**Instructions to follow**
Identify each line below containing the string "Across" and copy it.

**Provided records**
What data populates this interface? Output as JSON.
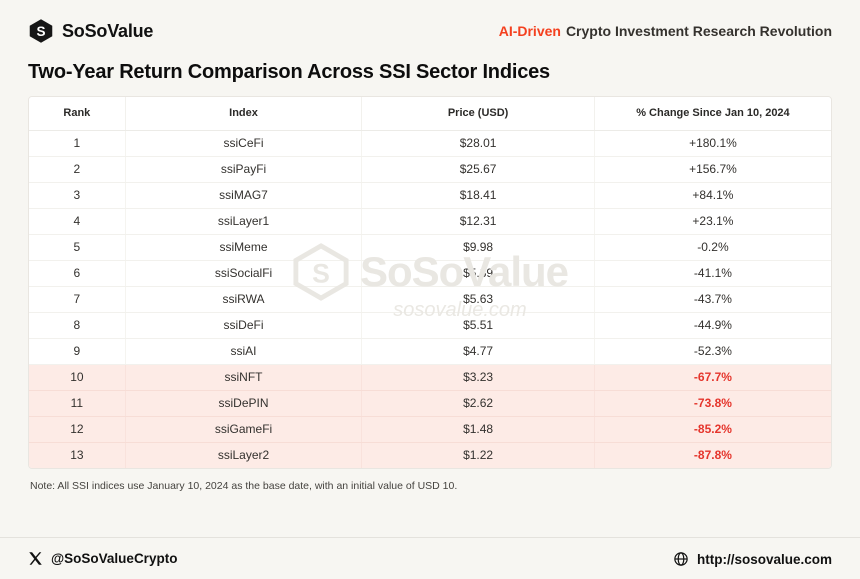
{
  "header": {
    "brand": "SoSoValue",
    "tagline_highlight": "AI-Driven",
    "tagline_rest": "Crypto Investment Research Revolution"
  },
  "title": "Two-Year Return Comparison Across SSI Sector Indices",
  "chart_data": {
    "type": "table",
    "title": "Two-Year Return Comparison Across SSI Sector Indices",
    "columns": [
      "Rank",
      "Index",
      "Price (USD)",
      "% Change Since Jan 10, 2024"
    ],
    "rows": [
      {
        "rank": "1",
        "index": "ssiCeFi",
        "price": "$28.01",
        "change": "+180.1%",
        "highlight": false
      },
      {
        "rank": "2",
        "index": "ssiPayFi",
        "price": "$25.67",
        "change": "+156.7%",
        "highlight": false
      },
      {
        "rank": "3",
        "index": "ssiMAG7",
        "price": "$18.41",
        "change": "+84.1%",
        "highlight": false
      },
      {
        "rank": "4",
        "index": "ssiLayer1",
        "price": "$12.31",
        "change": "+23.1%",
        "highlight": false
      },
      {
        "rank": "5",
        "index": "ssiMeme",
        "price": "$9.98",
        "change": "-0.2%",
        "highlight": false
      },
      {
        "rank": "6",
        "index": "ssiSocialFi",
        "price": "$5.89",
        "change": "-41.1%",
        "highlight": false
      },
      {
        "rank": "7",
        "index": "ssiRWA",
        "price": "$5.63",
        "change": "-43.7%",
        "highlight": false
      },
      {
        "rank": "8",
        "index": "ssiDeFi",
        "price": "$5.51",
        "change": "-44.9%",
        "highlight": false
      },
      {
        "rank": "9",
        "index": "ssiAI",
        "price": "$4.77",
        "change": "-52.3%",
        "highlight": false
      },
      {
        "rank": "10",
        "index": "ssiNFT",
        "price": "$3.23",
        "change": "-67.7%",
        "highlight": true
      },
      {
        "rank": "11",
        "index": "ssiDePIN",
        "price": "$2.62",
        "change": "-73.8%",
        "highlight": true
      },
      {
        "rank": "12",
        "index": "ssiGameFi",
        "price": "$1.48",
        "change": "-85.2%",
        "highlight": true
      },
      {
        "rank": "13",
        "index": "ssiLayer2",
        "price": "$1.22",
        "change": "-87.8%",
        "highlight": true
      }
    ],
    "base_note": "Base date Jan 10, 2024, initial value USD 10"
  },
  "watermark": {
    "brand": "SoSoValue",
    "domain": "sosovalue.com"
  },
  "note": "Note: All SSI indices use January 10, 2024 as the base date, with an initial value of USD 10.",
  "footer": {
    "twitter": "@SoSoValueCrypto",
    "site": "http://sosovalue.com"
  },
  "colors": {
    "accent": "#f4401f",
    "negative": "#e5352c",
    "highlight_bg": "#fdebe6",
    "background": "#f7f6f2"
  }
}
==
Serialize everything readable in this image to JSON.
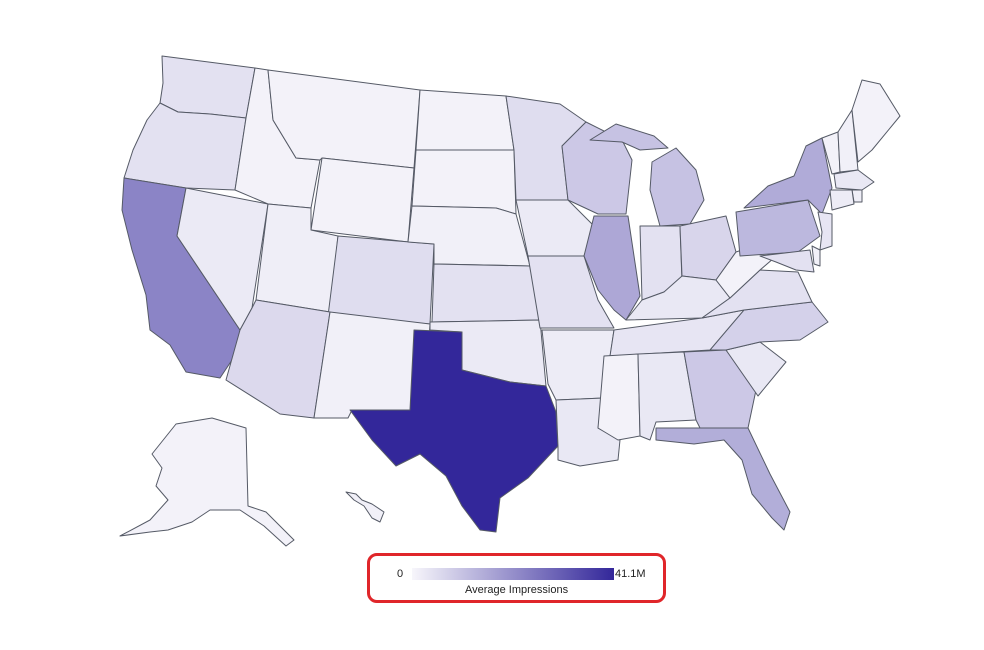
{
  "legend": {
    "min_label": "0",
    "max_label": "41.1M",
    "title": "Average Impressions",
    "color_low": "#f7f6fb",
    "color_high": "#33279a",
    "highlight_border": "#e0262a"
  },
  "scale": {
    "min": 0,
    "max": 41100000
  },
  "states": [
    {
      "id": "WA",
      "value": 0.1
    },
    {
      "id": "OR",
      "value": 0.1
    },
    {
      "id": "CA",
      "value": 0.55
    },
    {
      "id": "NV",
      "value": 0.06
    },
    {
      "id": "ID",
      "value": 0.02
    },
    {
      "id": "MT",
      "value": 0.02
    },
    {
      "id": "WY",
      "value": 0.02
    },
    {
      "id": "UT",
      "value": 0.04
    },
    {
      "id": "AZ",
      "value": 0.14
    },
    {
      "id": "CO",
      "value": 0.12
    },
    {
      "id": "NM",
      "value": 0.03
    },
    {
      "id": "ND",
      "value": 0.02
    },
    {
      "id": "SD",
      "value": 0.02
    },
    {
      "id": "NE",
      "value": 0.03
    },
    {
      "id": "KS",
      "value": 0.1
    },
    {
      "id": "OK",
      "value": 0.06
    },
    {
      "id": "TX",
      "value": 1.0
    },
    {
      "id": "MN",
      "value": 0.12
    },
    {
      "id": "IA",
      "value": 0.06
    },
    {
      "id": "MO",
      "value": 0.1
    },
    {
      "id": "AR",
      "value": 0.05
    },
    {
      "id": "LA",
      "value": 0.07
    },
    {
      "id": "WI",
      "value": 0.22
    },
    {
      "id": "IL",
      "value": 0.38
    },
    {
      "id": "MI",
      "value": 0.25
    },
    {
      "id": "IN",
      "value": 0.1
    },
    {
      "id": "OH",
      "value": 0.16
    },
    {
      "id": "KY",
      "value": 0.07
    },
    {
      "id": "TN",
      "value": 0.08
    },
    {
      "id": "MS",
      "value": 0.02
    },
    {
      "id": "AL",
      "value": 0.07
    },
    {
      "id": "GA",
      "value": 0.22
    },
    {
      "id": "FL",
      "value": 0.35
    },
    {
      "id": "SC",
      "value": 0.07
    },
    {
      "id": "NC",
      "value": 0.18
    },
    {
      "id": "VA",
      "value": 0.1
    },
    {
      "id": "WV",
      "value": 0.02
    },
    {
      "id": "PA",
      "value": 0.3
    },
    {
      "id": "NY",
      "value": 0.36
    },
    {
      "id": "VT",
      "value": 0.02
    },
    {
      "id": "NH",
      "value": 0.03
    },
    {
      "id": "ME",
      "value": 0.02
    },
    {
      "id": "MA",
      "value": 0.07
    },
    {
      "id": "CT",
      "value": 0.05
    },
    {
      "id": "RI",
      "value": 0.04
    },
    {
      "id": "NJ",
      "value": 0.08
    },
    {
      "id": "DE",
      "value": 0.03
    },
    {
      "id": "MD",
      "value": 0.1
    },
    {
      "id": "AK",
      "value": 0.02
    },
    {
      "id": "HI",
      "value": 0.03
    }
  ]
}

**Response below**
  "title": "Two-Year Return Comparison Across SSI Sector Indices",
    "title": "Two-Year Return Comparison Across SSI Sector Indices",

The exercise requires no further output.